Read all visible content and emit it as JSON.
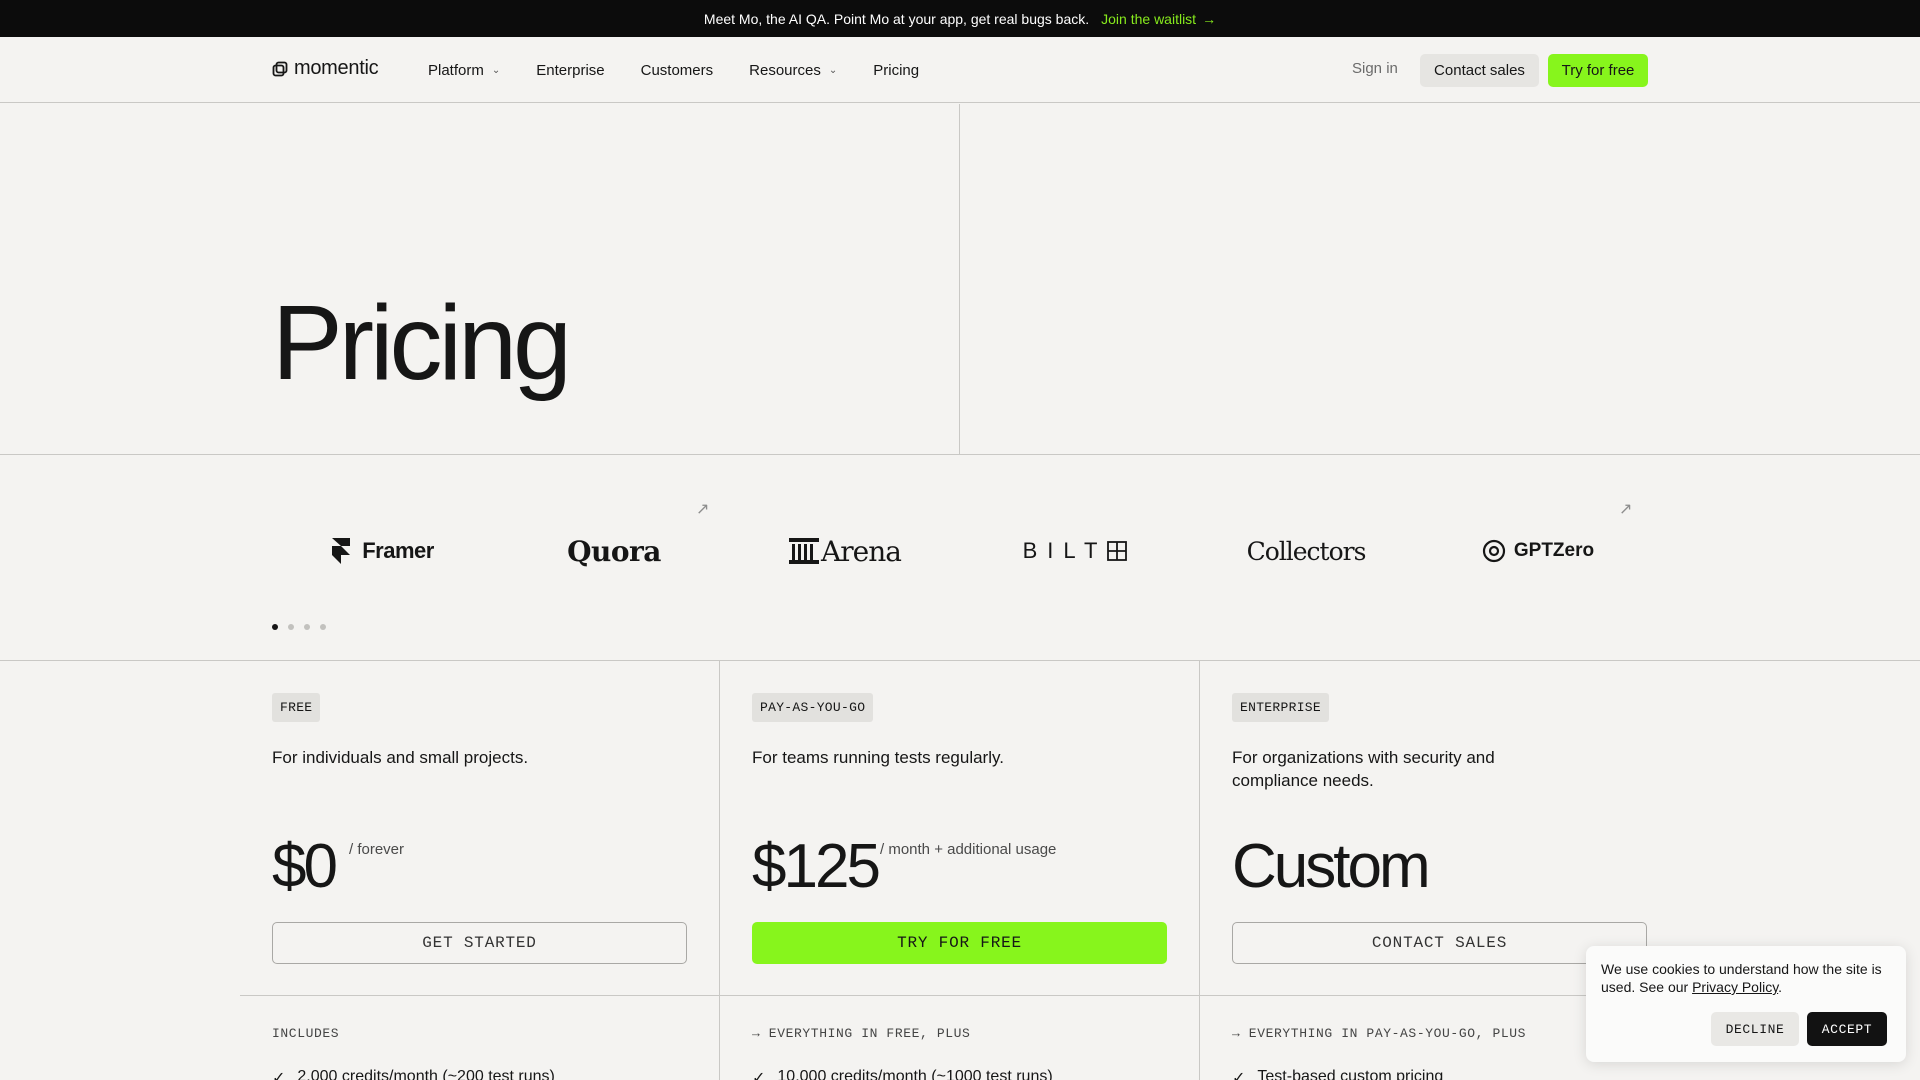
{
  "announcement": {
    "text": "Meet Mo, the AI QA. Point Mo at your app, get real bugs back.",
    "cta": "Join the waitlist",
    "cta_color": "#87ea1d"
  },
  "nav": {
    "logo": "momentic",
    "links": [
      "Platform",
      "Enterprise",
      "Customers",
      "Resources",
      "Pricing"
    ],
    "sign_in": "Sign in",
    "contact_sales": "Contact sales",
    "try_free": "Try for free",
    "accent": "#87f51c"
  },
  "hero": {
    "title": "Pricing"
  },
  "logos": {
    "names": [
      "Framer",
      "Quora",
      "Arena",
      "BILT",
      "Collectors",
      "GPTZero"
    ],
    "active_page": 1,
    "page_count": 4
  },
  "tiers": [
    {
      "badge": "FREE",
      "description": "For individuals and small projects.",
      "price": "$0",
      "price_note": "/ forever",
      "button": "GET STARTED",
      "includes": "INCLUDES",
      "feature": "2,000 credits/month (~200 test runs)"
    },
    {
      "badge": "PAY-AS-YOU-GO",
      "description": "For teams running tests regularly.",
      "price": "$125",
      "price_note": "/ month + additional usage",
      "button": "TRY FOR FREE",
      "includes": "→ EVERYTHING IN FREE, PLUS",
      "feature": "10,000 credits/month (~1000 test runs)"
    },
    {
      "badge": "ENTERPRISE",
      "description": "For organizations with security and compliance needs.",
      "price": "Custom",
      "price_note": "",
      "button": "CONTACT SALES",
      "includes": "→ EVERYTHING IN PAY-AS-YOU-GO, PLUS",
      "feature": "Test-based custom pricing"
    }
  ],
  "cookie": {
    "text": "We use cookies to understand how the site is used. See our",
    "link": "Privacy Policy",
    "decline": "DECLINE",
    "accept": "ACCEPT"
  }
}
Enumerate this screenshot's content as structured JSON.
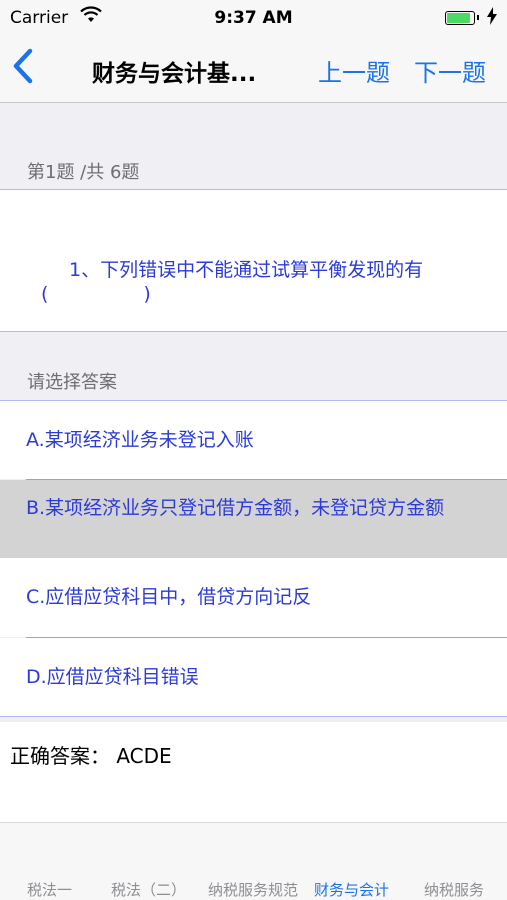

════

=== GIVEN PROBLEM ===
Write the records out again in full, exactly, and skip every picture.

=== ANSWER BELOW ===
Read all visible content and emit it as JSON.
{
  "announcement": {
    "text": "Meet Mo, the AI QA. Point Mo at your app, get real bugs back.",
    "cta": "Join the waitlist",
    "cta_color": "#87ea1d"
  },
  "nav": {
    "logo": "momentic",
    "links": [
      "Platform",
      "Enterprise",
      "Customers",
      "Resources",
      "Pricing"
    ],
    "sign_in": "Sign in",
    "contact_sales": "Contact sales",
    "try_free": "Try for free",
    "accent": "#87f51c"
  },
  "hero": {
    "title": "Pricing"
  },
  "logos": {
    "names": [
      "Framer",
      "Quora",
      "Arena",
      "BILT",
      "Collectors",
      "GPTZero"
    ],
    "active_page": 1,
    "page_count": 4
  },
  "tiers": [
    {
      "badge": "FREE",
      "description": "For individuals and small projects.",
      "price": "$0",
      "price_note": "/ forever",
      "button": "GET STARTED",
      "includes": "INCLUDES",
      "feature": "2,000 credits/month (~200 test runs)"
    },
    {
      "badge": "PAY-AS-YOU-GO",
      "description": "For teams running tests regularly.",
      "price": "$125",
      "price_note": "/ month + additional usage",
      "button": "TRY FOR FREE",
      "includes": "→ EVERYTHING IN FREE, PLUS",
      "feature": "10,000 credits/month (~1000 test runs)"
    },
    {
      "badge": "ENTERPRISE",
      "description": "For organizations with security and compliance needs.",
      "price": "Custom",
      "price_note": "",
      "button": "CONTACT SALES",
      "includes": "→ EVERYTHING IN PAY-AS-YOU-GO, PLUS",
      "feature": "Test-based custom pricing"
    }
  ],
  "cookie": {
    "text": "We use cookies to understand how the site is used. See our",
    "link": "Privacy Policy",
    "decline": "DECLINE",
    "accept": "ACCEPT"
  }
}
Enumerate this screenshot's content as structured JSON.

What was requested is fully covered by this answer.